__RAW RECORDS__:
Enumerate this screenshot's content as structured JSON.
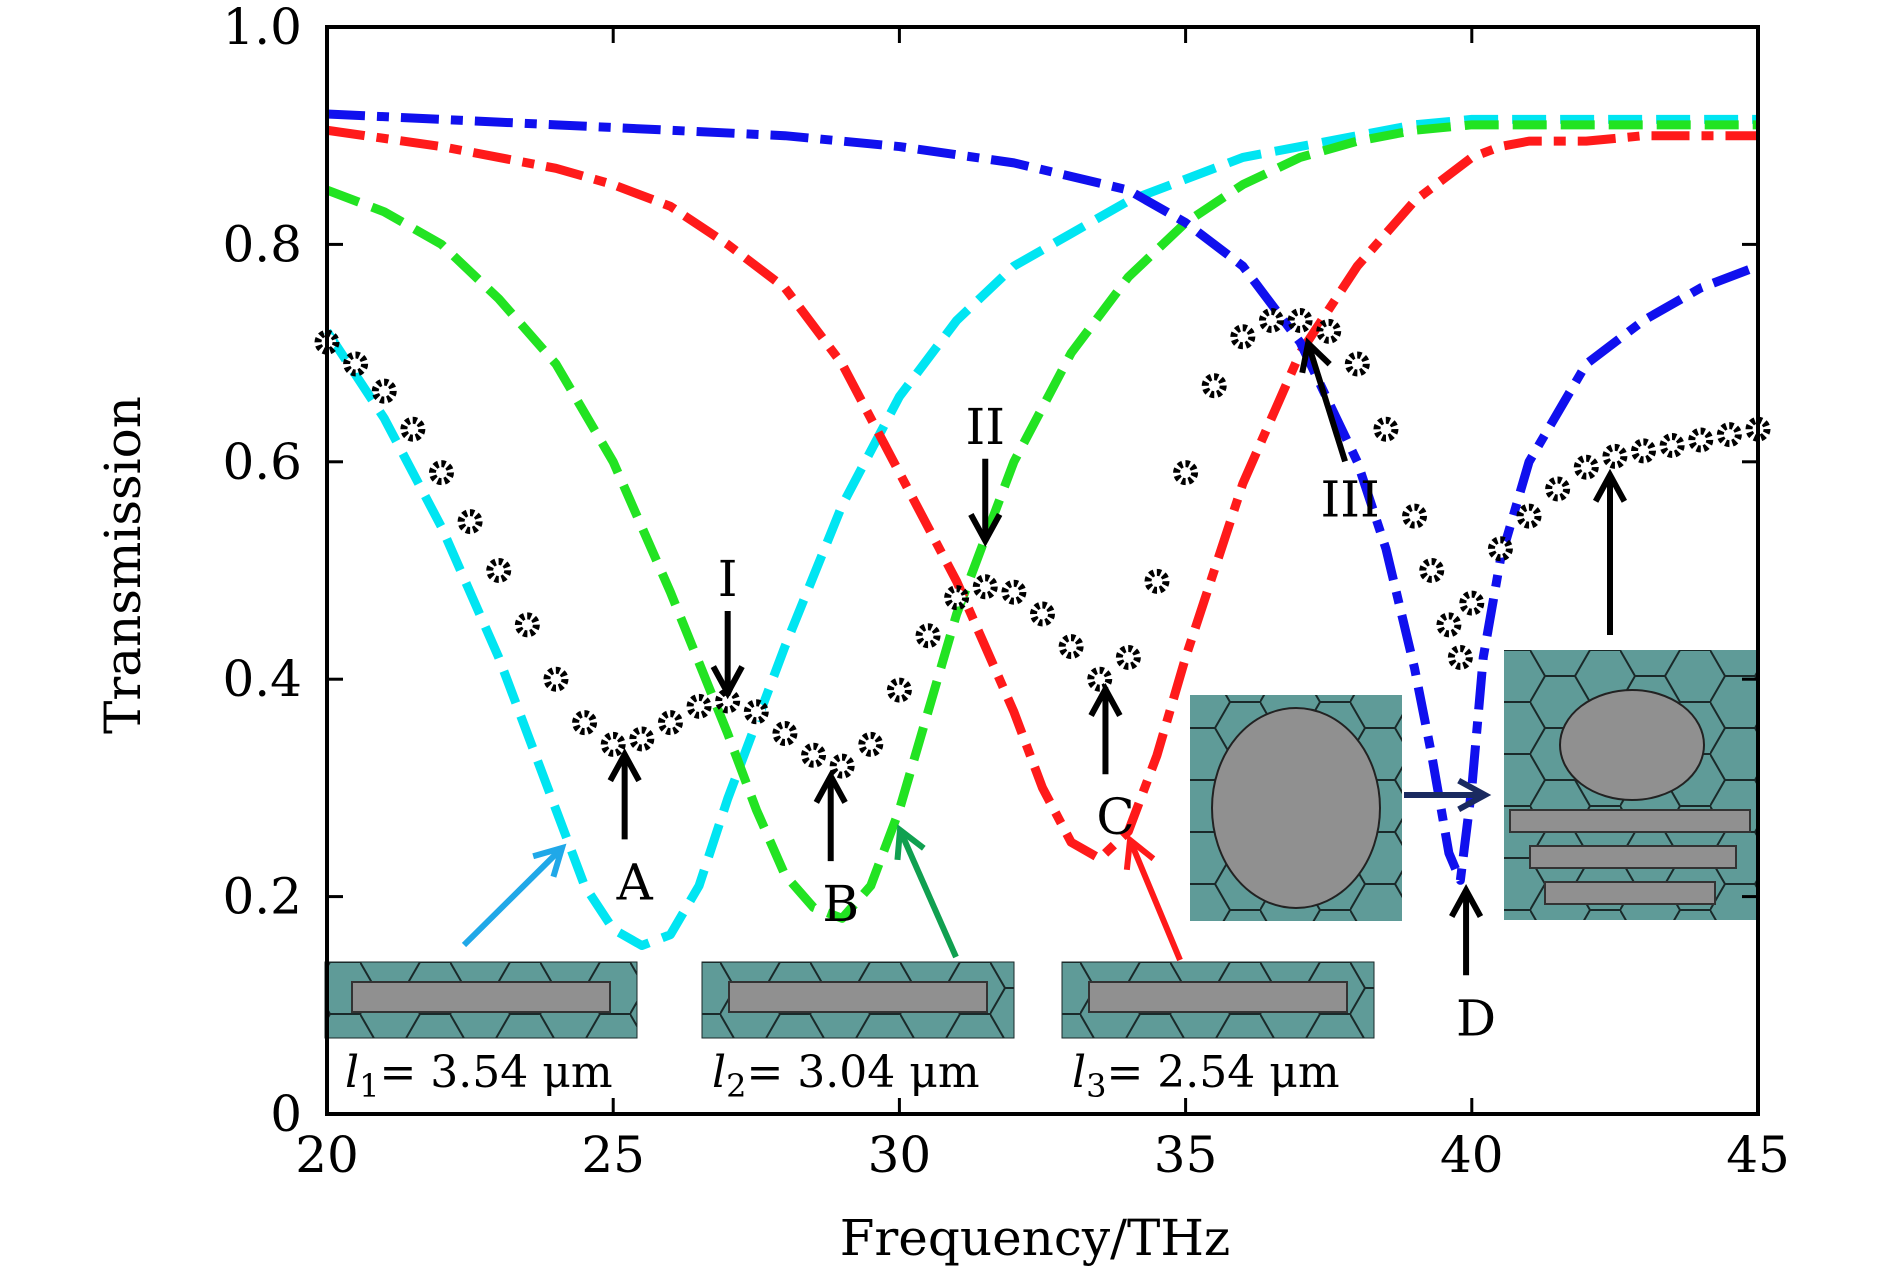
{
  "chart_data": {
    "type": "line",
    "xlabel": "Frequency/THz",
    "ylabel": "Transmission",
    "xlim": [
      20,
      45
    ],
    "ylim": [
      0,
      1.0
    ],
    "xticks": [
      20,
      25,
      30,
      35,
      40,
      45
    ],
    "yticks": [
      0,
      0.2,
      0.4,
      0.6,
      0.8,
      1.0
    ],
    "xtick_labels": [
      "20",
      "25",
      "30",
      "35",
      "40",
      "45"
    ],
    "ytick_labels": [
      "0",
      "0.2",
      "0.4",
      "0.6",
      "0.8",
      "1.0"
    ],
    "grid": false,
    "colors": {
      "cyan": "#00e5f2",
      "green": "#22e322",
      "red": "#ff1a1a",
      "blue": "#1010ee",
      "markers": "#000000",
      "inset_fill": "#5f9b98",
      "inset_rect": "#909090",
      "arrow_cyan": "#20a8e8",
      "arrow_green": "#10a050",
      "arrow_red": "#ff1a1a",
      "arrow_navy": "#1a2a60"
    },
    "series": [
      {
        "key": "cyan",
        "style": "dashed",
        "x": [
          20,
          21,
          22,
          23,
          24,
          24.5,
          25,
          25.5,
          26,
          26.5,
          27,
          28,
          29,
          30,
          31,
          32,
          33,
          34,
          35,
          36,
          37,
          38,
          39,
          40,
          41,
          42,
          43,
          44,
          45
        ],
        "y": [
          0.72,
          0.64,
          0.54,
          0.42,
          0.28,
          0.21,
          0.17,
          0.155,
          0.165,
          0.21,
          0.29,
          0.43,
          0.56,
          0.66,
          0.73,
          0.78,
          0.81,
          0.84,
          0.86,
          0.88,
          0.89,
          0.9,
          0.91,
          0.915,
          0.915,
          0.915,
          0.915,
          0.915,
          0.915
        ]
      },
      {
        "key": "green",
        "style": "dashed",
        "x": [
          20,
          21,
          22,
          23,
          24,
          25,
          26,
          27,
          27.5,
          28,
          28.5,
          29,
          29.5,
          30,
          30.5,
          31,
          32,
          33,
          34,
          35,
          36,
          37,
          38,
          39,
          40,
          41,
          42,
          43,
          44,
          45
        ],
        "y": [
          0.85,
          0.83,
          0.8,
          0.75,
          0.69,
          0.6,
          0.48,
          0.35,
          0.28,
          0.22,
          0.19,
          0.18,
          0.21,
          0.28,
          0.37,
          0.46,
          0.6,
          0.7,
          0.77,
          0.82,
          0.855,
          0.88,
          0.895,
          0.905,
          0.91,
          0.91,
          0.91,
          0.91,
          0.91,
          0.91
        ]
      },
      {
        "key": "red",
        "style": "dashdot",
        "x": [
          20,
          22,
          24,
          25,
          26,
          27,
          28,
          29,
          30,
          31,
          31.5,
          32,
          32.5,
          33,
          33.5,
          34,
          34.5,
          35,
          36,
          37,
          38,
          39,
          40,
          40.5,
          41,
          42,
          43,
          44,
          45
        ],
        "y": [
          0.905,
          0.89,
          0.87,
          0.855,
          0.835,
          0.8,
          0.76,
          0.69,
          0.59,
          0.49,
          0.43,
          0.37,
          0.3,
          0.25,
          0.235,
          0.26,
          0.33,
          0.42,
          0.58,
          0.7,
          0.78,
          0.84,
          0.88,
          0.89,
          0.895,
          0.895,
          0.9,
          0.9,
          0.9
        ]
      },
      {
        "key": "blue",
        "style": "dashdot",
        "x": [
          20,
          22,
          24,
          26,
          28,
          30,
          32,
          34,
          35,
          36,
          37,
          38,
          38.5,
          39,
          39.3,
          39.6,
          39.8,
          40,
          40.2,
          40.5,
          41,
          42,
          43,
          44,
          45
        ],
        "y": [
          0.92,
          0.915,
          0.91,
          0.905,
          0.9,
          0.89,
          0.875,
          0.85,
          0.82,
          0.78,
          0.71,
          0.6,
          0.52,
          0.41,
          0.33,
          0.24,
          0.215,
          0.3,
          0.42,
          0.51,
          0.6,
          0.69,
          0.73,
          0.76,
          0.78
        ]
      },
      {
        "key": "markers",
        "style": "markers",
        "x": [
          20,
          20.5,
          21,
          21.5,
          22,
          22.5,
          23,
          23.5,
          24,
          24.5,
          25,
          25.5,
          26,
          26.5,
          27,
          27.5,
          28,
          28.5,
          29,
          29.5,
          30,
          30.5,
          31,
          31.5,
          32,
          32.5,
          33,
          33.5,
          34,
          34.5,
          35,
          35.5,
          36,
          36.5,
          37,
          37.5,
          38,
          38.5,
          39,
          39.3,
          39.6,
          39.8,
          40,
          40.5,
          41,
          41.5,
          42,
          42.5,
          43,
          43.5,
          44,
          44.5,
          45
        ],
        "y": [
          0.71,
          0.69,
          0.665,
          0.63,
          0.59,
          0.545,
          0.5,
          0.45,
          0.4,
          0.36,
          0.34,
          0.345,
          0.36,
          0.375,
          0.38,
          0.37,
          0.35,
          0.33,
          0.32,
          0.34,
          0.39,
          0.44,
          0.475,
          0.485,
          0.48,
          0.46,
          0.43,
          0.4,
          0.42,
          0.49,
          0.59,
          0.67,
          0.715,
          0.73,
          0.73,
          0.72,
          0.69,
          0.63,
          0.55,
          0.5,
          0.45,
          0.42,
          0.47,
          0.52,
          0.55,
          0.575,
          0.595,
          0.605,
          0.61,
          0.615,
          0.62,
          0.625,
          0.63
        ]
      }
    ],
    "annotations": [
      {
        "text": "A",
        "arrow_to": [
          25.2,
          0.34
        ],
        "dir": "up"
      },
      {
        "text": "B",
        "arrow_to": [
          28.8,
          0.32
        ],
        "dir": "up"
      },
      {
        "text": "C",
        "arrow_to": [
          33.6,
          0.4
        ],
        "dir": "up"
      },
      {
        "text": "D",
        "arrow_to": [
          39.9,
          0.215
        ],
        "dir": "up"
      },
      {
        "text": "I",
        "arrow_to": [
          27.0,
          0.38
        ],
        "dir": "down"
      },
      {
        "text": "II",
        "arrow_to": [
          31.5,
          0.52
        ],
        "dir": "down"
      },
      {
        "text": "III",
        "arrow_to": [
          37.0,
          0.72
        ],
        "dir": "diag"
      }
    ],
    "inset_labels": [
      {
        "var": "l",
        "sub": "1",
        "text": "= 3.54 μm"
      },
      {
        "var": "l",
        "sub": "2",
        "text": "= 3.04 μm"
      },
      {
        "var": "l",
        "sub": "3",
        "text": "= 2.54 μm"
      }
    ]
  }
}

__JOB__: Without the pictures, retype the whole of the material above exactly.

__TASK RESPONSE__:
Enumerate this screenshot's content as structured JSON.
{
  "chart_data": {
    "type": "line",
    "xlabel": "Frequency/THz",
    "ylabel": "Transmission",
    "xlim": [
      20,
      45
    ],
    "ylim": [
      0,
      1.0
    ],
    "xticks": [
      20,
      25,
      30,
      35,
      40,
      45
    ],
    "yticks": [
      0,
      0.2,
      0.4,
      0.6,
      0.8,
      1.0
    ],
    "xtick_labels": [
      "20",
      "25",
      "30",
      "35",
      "40",
      "45"
    ],
    "ytick_labels": [
      "0",
      "0.2",
      "0.4",
      "0.6",
      "0.8",
      "1.0"
    ],
    "grid": false,
    "colors": {
      "cyan": "#00e5f2",
      "green": "#22e322",
      "red": "#ff1a1a",
      "blue": "#1010ee",
      "markers": "#000000",
      "inset_fill": "#5f9b98",
      "inset_rect": "#909090",
      "arrow_cyan": "#20a8e8",
      "arrow_green": "#10a050",
      "arrow_red": "#ff1a1a",
      "arrow_navy": "#1a2a60"
    },
    "series": [
      {
        "key": "cyan",
        "style": "dashed",
        "x": [
          20,
          21,
          22,
          23,
          24,
          24.5,
          25,
          25.5,
          26,
          26.5,
          27,
          28,
          29,
          30,
          31,
          32,
          33,
          34,
          35,
          36,
          37,
          38,
          39,
          40,
          41,
          42,
          43,
          44,
          45
        ],
        "y": [
          0.72,
          0.64,
          0.54,
          0.42,
          0.28,
          0.21,
          0.17,
          0.155,
          0.165,
          0.21,
          0.29,
          0.43,
          0.56,
          0.66,
          0.73,
          0.78,
          0.81,
          0.84,
          0.86,
          0.88,
          0.89,
          0.9,
          0.91,
          0.915,
          0.915,
          0.915,
          0.915,
          0.915,
          0.915
        ]
      },
      {
        "key": "green",
        "style": "dashed",
        "x": [
          20,
          21,
          22,
          23,
          24,
          25,
          26,
          27,
          27.5,
          28,
          28.5,
          29,
          29.5,
          30,
          30.5,
          31,
          32,
          33,
          34,
          35,
          36,
          37,
          38,
          39,
          40,
          41,
          42,
          43,
          44,
          45
        ],
        "y": [
          0.85,
          0.83,
          0.8,
          0.75,
          0.69,
          0.6,
          0.48,
          0.35,
          0.28,
          0.22,
          0.19,
          0.18,
          0.21,
          0.28,
          0.37,
          0.46,
          0.6,
          0.7,
          0.77,
          0.82,
          0.855,
          0.88,
          0.895,
          0.905,
          0.91,
          0.91,
          0.91,
          0.91,
          0.91,
          0.91
        ]
      },
      {
        "key": "red",
        "style": "dashdot",
        "x": [
          20,
          22,
          24,
          25,
          26,
          27,
          28,
          29,
          30,
          31,
          31.5,
          32,
          32.5,
          33,
          33.5,
          34,
          34.5,
          35,
          36,
          37,
          38,
          39,
          40,
          40.5,
          41,
          42,
          43,
          44,
          45
        ],
        "y": [
          0.905,
          0.89,
          0.87,
          0.855,
          0.835,
          0.8,
          0.76,
          0.69,
          0.59,
          0.49,
          0.43,
          0.37,
          0.3,
          0.25,
          0.235,
          0.26,
          0.33,
          0.42,
          0.58,
          0.7,
          0.78,
          0.84,
          0.88,
          0.89,
          0.895,
          0.895,
          0.9,
          0.9,
          0.9
        ]
      },
      {
        "key": "blue",
        "style": "dashdot",
        "x": [
          20,
          22,
          24,
          26,
          28,
          30,
          32,
          34,
          35,
          36,
          37,
          38,
          38.5,
          39,
          39.3,
          39.6,
          39.8,
          40,
          40.2,
          40.5,
          41,
          42,
          43,
          44,
          45
        ],
        "y": [
          0.92,
          0.915,
          0.91,
          0.905,
          0.9,
          0.89,
          0.875,
          0.85,
          0.82,
          0.78,
          0.71,
          0.6,
          0.52,
          0.41,
          0.33,
          0.24,
          0.215,
          0.3,
          0.42,
          0.51,
          0.6,
          0.69,
          0.73,
          0.76,
          0.78
        ]
      },
      {
        "key": "markers",
        "style": "markers",
        "x": [
          20,
          20.5,
          21,
          21.5,
          22,
          22.5,
          23,
          23.5,
          24,
          24.5,
          25,
          25.5,
          26,
          26.5,
          27,
          27.5,
          28,
          28.5,
          29,
          29.5,
          30,
          30.5,
          31,
          31.5,
          32,
          32.5,
          33,
          33.5,
          34,
          34.5,
          35,
          35.5,
          36,
          36.5,
          37,
          37.5,
          38,
          38.5,
          39,
          39.3,
          39.6,
          39.8,
          40,
          40.5,
          41,
          41.5,
          42,
          42.5,
          43,
          43.5,
          44,
          44.5,
          45
        ],
        "y": [
          0.71,
          0.69,
          0.665,
          0.63,
          0.59,
          0.545,
          0.5,
          0.45,
          0.4,
          0.36,
          0.34,
          0.345,
          0.36,
          0.375,
          0.38,
          0.37,
          0.35,
          0.33,
          0.32,
          0.34,
          0.39,
          0.44,
          0.475,
          0.485,
          0.48,
          0.46,
          0.43,
          0.4,
          0.42,
          0.49,
          0.59,
          0.67,
          0.715,
          0.73,
          0.73,
          0.72,
          0.69,
          0.63,
          0.55,
          0.5,
          0.45,
          0.42,
          0.47,
          0.52,
          0.55,
          0.575,
          0.595,
          0.605,
          0.61,
          0.615,
          0.62,
          0.625,
          0.63
        ]
      }
    ],
    "annotations": [
      {
        "text": "A",
        "arrow_to": [
          25.2,
          0.34
        ],
        "dir": "up"
      },
      {
        "text": "B",
        "arrow_to": [
          28.8,
          0.32
        ],
        "dir": "up"
      },
      {
        "text": "C",
        "arrow_to": [
          33.6,
          0.4
        ],
        "dir": "up"
      },
      {
        "text": "D",
        "arrow_to": [
          39.9,
          0.215
        ],
        "dir": "up"
      },
      {
        "text": "I",
        "arrow_to": [
          27.0,
          0.38
        ],
        "dir": "down"
      },
      {
        "text": "II",
        "arrow_to": [
          31.5,
          0.52
        ],
        "dir": "down"
      },
      {
        "text": "III",
        "arrow_to": [
          37.0,
          0.72
        ],
        "dir": "diag"
      }
    ],
    "inset_labels": [
      {
        "var": "l",
        "sub": "1",
        "text": "= 3.54 μm"
      },
      {
        "var": "l",
        "sub": "2",
        "text": "= 3.04 μm"
      },
      {
        "var": "l",
        "sub": "3",
        "text": "= 2.54 μm"
      }
    ]
  }
}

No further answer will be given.